__Set task__: State the number of lines that contain the word "ohlásit", and add nothing else.

----- Raw data

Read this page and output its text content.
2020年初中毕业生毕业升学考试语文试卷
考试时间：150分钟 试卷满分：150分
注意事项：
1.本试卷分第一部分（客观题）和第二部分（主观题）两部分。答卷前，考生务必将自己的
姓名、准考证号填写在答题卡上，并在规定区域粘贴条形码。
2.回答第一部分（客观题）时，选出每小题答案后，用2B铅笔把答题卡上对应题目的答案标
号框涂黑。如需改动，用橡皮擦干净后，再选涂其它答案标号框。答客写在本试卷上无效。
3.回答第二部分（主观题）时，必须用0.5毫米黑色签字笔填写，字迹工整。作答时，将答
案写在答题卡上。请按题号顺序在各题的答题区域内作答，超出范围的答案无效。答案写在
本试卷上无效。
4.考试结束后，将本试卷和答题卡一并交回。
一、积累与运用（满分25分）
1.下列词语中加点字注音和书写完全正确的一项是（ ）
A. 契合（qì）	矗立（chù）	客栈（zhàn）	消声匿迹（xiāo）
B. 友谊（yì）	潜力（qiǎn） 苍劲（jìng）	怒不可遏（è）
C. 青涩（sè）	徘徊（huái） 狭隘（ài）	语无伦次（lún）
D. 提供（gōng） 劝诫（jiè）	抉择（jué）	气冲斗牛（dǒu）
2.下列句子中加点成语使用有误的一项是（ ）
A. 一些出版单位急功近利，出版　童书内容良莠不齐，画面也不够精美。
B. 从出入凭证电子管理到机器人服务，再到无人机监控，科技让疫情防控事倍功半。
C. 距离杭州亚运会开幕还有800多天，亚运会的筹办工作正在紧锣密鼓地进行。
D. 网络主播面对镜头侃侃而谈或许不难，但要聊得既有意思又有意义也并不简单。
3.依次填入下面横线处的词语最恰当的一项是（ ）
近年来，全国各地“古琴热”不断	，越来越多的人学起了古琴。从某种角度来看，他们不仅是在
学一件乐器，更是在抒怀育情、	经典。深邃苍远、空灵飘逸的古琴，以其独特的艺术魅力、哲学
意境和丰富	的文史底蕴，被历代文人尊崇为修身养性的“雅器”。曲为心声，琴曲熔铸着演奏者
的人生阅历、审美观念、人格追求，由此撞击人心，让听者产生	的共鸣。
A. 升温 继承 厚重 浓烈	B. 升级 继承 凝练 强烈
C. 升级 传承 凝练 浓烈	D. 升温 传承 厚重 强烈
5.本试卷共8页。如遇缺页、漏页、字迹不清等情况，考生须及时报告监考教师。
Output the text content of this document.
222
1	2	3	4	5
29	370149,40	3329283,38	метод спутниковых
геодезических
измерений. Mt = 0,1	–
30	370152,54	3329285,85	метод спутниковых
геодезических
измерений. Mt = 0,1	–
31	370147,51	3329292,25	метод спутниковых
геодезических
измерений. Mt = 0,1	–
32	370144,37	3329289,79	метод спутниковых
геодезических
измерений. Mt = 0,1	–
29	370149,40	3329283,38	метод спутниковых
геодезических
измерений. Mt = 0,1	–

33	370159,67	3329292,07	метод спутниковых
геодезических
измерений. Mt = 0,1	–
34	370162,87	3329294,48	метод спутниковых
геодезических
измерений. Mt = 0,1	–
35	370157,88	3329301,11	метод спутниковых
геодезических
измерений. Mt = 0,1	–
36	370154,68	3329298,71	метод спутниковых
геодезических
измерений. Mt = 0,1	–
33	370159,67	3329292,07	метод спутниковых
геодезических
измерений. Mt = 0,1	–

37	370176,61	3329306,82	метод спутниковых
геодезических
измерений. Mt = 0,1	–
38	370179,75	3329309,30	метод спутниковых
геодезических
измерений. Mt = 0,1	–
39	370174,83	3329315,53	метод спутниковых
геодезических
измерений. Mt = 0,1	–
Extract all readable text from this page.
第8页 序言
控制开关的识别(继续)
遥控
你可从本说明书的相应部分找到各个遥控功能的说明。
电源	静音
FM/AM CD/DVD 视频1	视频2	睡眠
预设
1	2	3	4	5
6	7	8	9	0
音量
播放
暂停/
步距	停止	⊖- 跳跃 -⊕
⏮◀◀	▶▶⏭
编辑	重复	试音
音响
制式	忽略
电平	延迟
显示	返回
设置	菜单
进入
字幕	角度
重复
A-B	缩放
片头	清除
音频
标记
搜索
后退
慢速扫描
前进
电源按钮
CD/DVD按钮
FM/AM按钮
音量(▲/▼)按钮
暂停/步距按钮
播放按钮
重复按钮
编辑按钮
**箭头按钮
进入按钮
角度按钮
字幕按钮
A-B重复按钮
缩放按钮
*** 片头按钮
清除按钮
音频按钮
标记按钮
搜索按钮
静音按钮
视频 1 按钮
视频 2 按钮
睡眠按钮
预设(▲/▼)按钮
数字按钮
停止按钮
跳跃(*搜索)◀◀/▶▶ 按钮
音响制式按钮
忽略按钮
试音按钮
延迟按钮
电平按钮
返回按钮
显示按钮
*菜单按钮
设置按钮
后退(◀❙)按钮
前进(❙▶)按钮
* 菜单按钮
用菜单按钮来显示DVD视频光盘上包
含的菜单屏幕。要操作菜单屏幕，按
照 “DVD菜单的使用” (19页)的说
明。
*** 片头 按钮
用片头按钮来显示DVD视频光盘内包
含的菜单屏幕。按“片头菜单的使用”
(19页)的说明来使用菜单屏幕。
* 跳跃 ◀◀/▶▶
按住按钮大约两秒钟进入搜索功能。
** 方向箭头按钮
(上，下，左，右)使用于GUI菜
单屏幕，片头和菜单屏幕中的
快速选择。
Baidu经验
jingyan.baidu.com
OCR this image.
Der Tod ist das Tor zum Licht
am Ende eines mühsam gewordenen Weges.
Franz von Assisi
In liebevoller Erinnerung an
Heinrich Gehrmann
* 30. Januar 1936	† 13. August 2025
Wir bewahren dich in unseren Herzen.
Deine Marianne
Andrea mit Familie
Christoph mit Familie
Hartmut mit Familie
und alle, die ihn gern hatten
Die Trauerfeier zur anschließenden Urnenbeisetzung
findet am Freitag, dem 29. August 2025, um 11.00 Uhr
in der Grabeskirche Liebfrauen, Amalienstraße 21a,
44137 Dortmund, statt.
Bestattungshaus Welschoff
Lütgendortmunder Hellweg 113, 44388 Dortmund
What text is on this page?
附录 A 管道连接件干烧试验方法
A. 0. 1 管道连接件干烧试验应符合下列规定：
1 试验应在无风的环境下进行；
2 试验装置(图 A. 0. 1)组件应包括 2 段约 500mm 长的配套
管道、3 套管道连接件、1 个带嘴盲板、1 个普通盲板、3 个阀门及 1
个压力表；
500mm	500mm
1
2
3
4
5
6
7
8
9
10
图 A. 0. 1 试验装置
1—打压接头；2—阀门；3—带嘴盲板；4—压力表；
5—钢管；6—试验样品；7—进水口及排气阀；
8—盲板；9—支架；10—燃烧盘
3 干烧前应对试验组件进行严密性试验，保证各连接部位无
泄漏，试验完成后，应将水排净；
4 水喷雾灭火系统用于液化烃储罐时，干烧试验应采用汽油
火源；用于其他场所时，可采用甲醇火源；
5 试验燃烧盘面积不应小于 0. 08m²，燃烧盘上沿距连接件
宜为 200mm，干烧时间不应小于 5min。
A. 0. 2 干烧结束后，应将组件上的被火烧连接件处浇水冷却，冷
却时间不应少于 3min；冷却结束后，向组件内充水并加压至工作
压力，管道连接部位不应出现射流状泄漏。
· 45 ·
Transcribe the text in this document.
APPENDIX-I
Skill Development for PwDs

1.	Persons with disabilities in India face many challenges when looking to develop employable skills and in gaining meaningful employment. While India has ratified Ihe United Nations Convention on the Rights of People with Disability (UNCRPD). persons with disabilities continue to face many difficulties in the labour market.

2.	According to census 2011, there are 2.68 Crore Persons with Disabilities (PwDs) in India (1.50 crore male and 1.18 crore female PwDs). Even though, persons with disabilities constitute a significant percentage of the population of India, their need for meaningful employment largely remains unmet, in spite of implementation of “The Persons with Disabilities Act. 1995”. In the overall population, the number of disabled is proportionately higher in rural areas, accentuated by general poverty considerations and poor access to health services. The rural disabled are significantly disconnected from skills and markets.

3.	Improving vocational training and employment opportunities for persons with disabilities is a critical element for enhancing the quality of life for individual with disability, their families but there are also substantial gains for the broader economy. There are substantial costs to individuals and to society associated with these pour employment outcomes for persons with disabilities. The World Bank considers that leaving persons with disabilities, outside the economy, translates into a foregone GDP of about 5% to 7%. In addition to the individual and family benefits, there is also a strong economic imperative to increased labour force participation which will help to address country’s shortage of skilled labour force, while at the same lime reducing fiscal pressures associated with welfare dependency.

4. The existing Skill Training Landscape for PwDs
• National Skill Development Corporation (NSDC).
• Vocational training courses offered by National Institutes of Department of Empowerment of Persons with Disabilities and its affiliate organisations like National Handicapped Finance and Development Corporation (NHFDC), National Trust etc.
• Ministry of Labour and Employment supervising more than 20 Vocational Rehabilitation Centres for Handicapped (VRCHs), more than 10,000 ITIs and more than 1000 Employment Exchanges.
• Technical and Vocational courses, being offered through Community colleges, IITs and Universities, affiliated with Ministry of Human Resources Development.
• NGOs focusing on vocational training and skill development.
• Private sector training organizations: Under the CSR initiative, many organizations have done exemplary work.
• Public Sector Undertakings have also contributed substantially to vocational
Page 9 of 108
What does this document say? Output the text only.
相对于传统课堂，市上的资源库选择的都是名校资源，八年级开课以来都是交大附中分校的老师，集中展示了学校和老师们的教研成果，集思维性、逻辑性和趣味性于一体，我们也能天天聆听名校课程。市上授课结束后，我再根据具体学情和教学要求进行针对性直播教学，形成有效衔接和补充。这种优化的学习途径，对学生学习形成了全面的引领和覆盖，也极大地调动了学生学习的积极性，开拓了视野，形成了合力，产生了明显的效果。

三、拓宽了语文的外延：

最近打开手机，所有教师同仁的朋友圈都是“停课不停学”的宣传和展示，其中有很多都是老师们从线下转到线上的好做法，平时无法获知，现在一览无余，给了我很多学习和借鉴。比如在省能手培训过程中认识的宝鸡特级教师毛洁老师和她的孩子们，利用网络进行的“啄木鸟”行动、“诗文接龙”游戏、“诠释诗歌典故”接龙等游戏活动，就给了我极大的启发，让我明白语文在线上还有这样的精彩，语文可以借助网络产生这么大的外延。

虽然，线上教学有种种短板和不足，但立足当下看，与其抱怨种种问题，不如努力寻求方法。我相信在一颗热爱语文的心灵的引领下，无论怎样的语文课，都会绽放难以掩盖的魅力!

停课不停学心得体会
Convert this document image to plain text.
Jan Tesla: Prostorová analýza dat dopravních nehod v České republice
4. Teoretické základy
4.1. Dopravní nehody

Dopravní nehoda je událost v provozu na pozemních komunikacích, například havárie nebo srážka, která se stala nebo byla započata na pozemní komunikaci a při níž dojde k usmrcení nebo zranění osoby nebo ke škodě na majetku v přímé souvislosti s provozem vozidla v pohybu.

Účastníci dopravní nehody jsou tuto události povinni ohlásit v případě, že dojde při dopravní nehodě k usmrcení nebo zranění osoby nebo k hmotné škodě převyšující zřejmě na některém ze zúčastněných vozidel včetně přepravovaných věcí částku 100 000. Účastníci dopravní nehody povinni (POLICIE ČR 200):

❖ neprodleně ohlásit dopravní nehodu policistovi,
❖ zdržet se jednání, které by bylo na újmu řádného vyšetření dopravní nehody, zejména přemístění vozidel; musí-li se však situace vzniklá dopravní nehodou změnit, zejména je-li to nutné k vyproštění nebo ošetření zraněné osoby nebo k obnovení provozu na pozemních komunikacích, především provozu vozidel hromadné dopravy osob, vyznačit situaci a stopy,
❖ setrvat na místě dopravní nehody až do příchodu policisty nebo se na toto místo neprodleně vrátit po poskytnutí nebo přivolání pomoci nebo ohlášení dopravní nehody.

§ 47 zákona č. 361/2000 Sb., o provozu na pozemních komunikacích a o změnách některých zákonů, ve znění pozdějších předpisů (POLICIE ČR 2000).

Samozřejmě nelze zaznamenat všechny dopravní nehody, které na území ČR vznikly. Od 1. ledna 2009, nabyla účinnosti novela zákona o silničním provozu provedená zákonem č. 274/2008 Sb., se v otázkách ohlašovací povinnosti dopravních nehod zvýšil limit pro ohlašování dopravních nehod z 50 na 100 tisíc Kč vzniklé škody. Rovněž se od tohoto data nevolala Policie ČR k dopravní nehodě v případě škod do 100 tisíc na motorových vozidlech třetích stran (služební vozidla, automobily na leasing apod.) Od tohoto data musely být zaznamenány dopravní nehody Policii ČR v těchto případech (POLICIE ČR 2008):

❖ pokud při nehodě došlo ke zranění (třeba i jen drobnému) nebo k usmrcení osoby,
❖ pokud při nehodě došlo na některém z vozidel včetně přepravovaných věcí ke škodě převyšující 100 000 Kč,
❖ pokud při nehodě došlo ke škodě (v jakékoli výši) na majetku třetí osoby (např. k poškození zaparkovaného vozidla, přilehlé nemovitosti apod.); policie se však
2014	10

----------

__Worked answer__: 2